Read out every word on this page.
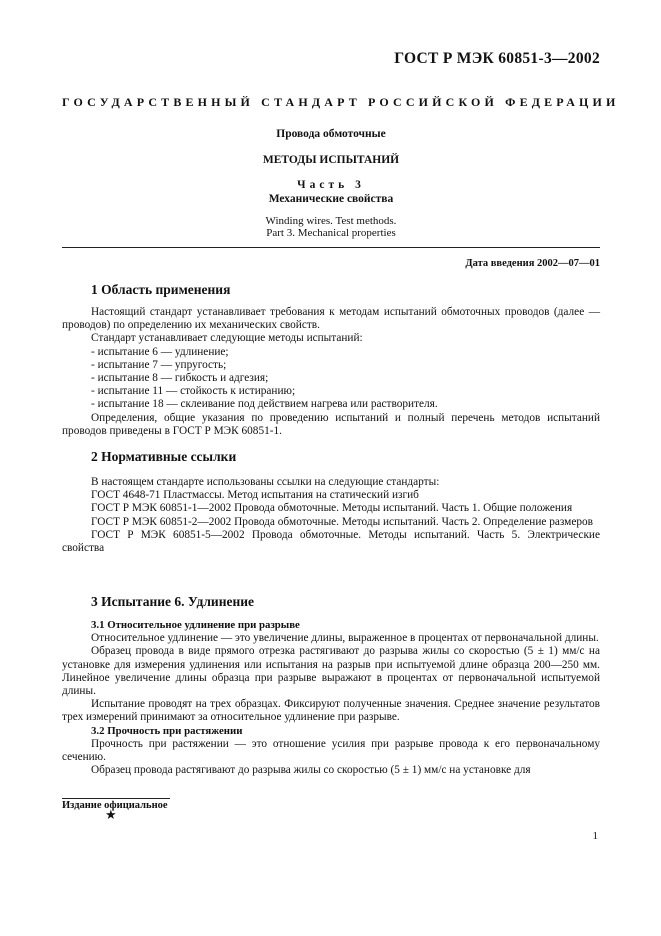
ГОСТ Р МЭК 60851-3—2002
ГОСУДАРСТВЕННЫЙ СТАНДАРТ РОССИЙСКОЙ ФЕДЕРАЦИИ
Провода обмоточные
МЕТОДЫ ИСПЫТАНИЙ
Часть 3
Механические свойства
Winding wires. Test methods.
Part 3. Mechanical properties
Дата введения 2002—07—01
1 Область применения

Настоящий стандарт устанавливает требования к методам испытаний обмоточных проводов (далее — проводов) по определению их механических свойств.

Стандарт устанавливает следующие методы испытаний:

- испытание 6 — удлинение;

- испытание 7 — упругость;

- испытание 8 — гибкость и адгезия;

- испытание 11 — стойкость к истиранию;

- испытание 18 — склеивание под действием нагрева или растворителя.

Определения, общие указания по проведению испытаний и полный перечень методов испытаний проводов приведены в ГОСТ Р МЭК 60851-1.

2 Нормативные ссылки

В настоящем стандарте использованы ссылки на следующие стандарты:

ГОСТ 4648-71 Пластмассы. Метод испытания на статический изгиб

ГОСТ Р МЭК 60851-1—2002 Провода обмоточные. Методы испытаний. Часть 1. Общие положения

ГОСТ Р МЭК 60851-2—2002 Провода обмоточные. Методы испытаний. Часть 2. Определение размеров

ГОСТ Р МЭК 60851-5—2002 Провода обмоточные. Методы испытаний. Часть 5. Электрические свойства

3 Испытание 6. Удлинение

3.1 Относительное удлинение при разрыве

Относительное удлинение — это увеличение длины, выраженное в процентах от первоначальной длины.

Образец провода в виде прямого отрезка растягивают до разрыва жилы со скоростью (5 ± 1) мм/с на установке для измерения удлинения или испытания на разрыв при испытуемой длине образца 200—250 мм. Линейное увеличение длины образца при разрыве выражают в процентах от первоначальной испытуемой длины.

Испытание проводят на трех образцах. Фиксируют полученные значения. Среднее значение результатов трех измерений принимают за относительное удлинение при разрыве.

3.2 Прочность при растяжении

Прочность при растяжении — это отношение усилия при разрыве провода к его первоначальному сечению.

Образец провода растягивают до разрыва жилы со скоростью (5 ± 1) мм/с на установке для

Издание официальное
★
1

######

YOUR GOAL:
Word for word, quote the full listing, omitting every picture.

CORRECT RESPONSE:
Read out every word on this page.
ГОСТ Р МЭК 60851-3—2002
ГОСУДАРСТВЕННЫЙ СТАНДАРТ РОССИЙСКОЙ ФЕДЕРАЦИИ
Провода обмоточные
МЕТОДЫ ИСПЫТАНИЙ
Часть 3
Механические свойства
Winding wires. Test methods.
Part 3. Mechanical properties
Дата введения 2002—07—01
1 Область применения

Настоящий стандарт устанавливает требования к методам испытаний обмоточных проводов (далее — проводов) по определению их механических свойств.

Стандарт устанавливает следующие методы испытаний:

- испытание 6 — удлинение;

- испытание 7 — упругость;

- испытание 8 — гибкость и адгезия;

- испытание 11 — стойкость к истиранию;

- испытание 18 — склеивание под действием нагрева или растворителя.

Определения, общие указания по проведению испытаний и полный перечень методов испытаний проводов приведены в ГОСТ Р МЭК 60851-1.

2 Нормативные ссылки

В настоящем стандарте использованы ссылки на следующие стандарты:

ГОСТ 4648-71 Пластмассы. Метод испытания на статический изгиб

ГОСТ Р МЭК 60851-1—2002 Провода обмоточные. Методы испытаний. Часть 1. Общие положения

ГОСТ Р МЭК 60851-2—2002 Провода обмоточные. Методы испытаний. Часть 2. Определение размеров

ГОСТ Р МЭК 60851-5—2002 Провода обмоточные. Методы испытаний. Часть 5. Электрические свойства

3 Испытание 6. Удлинение

3.1 Относительное удлинение при разрыве

Относительное удлинение — это увеличение длины, выраженное в процентах от первоначальной длины.

Образец провода в виде прямого отрезка растягивают до разрыва жилы со скоростью (5 ± 1) мм/с на установке для измерения удлинения или испытания на разрыв при испытуемой длине образца 200—250 мм. Линейное увеличение длины образца при разрыве выражают в процентах от первоначальной испытуемой длины.

Испытание проводят на трех образцах. Фиксируют полученные значения. Среднее значение результатов трех измерений принимают за относительное удлинение при разрыве.

3.2 Прочность при растяжении

Прочность при растяжении — это отношение усилия при разрыве провода к его первоначальному сечению.

Образец провода растягивают до разрыва жилы со скоростью (5 ± 1) мм/с на установке для

Издание официальное
★
1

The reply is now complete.